● **STATED EXERCISE**
Search the material for the string "JSON" and copy each line where it occurs.

* * * *

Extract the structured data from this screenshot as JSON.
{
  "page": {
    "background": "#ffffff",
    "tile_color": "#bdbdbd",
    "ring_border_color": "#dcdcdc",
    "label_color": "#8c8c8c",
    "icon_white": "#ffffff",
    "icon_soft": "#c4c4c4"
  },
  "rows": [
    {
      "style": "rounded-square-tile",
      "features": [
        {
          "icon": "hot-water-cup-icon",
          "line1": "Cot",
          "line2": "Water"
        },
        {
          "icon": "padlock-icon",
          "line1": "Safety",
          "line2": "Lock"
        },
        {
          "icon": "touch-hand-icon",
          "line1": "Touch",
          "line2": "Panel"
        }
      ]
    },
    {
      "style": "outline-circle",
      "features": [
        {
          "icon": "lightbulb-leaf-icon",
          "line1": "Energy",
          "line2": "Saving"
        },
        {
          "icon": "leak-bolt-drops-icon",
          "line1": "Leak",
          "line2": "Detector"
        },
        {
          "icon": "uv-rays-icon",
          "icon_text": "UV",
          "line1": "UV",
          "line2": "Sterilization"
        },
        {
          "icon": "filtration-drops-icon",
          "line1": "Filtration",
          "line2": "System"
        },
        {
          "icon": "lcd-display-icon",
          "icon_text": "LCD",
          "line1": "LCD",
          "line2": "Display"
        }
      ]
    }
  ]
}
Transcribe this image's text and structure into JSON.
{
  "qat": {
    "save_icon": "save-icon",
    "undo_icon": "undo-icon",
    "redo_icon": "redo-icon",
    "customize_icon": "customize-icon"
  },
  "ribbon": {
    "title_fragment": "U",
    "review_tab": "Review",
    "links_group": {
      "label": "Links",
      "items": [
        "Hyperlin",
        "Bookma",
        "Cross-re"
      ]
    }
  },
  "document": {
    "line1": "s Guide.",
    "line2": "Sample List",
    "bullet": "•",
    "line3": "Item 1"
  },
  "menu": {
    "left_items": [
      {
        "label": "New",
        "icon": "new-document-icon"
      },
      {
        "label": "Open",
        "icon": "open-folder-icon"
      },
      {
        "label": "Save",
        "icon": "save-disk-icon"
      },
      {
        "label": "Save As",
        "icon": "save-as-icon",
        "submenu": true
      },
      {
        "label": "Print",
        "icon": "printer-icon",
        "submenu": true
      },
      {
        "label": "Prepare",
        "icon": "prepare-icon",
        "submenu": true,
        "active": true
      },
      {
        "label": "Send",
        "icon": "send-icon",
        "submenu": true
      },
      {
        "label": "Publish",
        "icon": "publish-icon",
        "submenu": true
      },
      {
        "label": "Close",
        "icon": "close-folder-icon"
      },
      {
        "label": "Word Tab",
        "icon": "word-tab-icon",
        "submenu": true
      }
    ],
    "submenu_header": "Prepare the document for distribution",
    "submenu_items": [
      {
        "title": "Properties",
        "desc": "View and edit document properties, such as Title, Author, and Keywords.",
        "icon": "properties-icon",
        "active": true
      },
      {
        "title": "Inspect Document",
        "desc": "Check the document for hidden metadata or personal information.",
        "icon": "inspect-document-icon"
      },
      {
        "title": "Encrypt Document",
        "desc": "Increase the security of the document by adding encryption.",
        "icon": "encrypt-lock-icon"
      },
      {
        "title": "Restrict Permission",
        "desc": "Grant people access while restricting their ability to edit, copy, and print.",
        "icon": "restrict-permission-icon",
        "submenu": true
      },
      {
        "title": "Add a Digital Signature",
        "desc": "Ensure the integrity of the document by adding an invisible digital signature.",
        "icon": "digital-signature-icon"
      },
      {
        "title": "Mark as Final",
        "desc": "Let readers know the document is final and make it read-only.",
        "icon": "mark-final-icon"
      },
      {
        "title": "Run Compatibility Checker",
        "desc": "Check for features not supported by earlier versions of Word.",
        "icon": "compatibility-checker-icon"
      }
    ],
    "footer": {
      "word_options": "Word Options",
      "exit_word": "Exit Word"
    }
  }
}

* * * *

● **WRITTEN ANSWER**
Extract the structured data from this screenshot as JSON.
Transcribe this image's text and structure into JSON.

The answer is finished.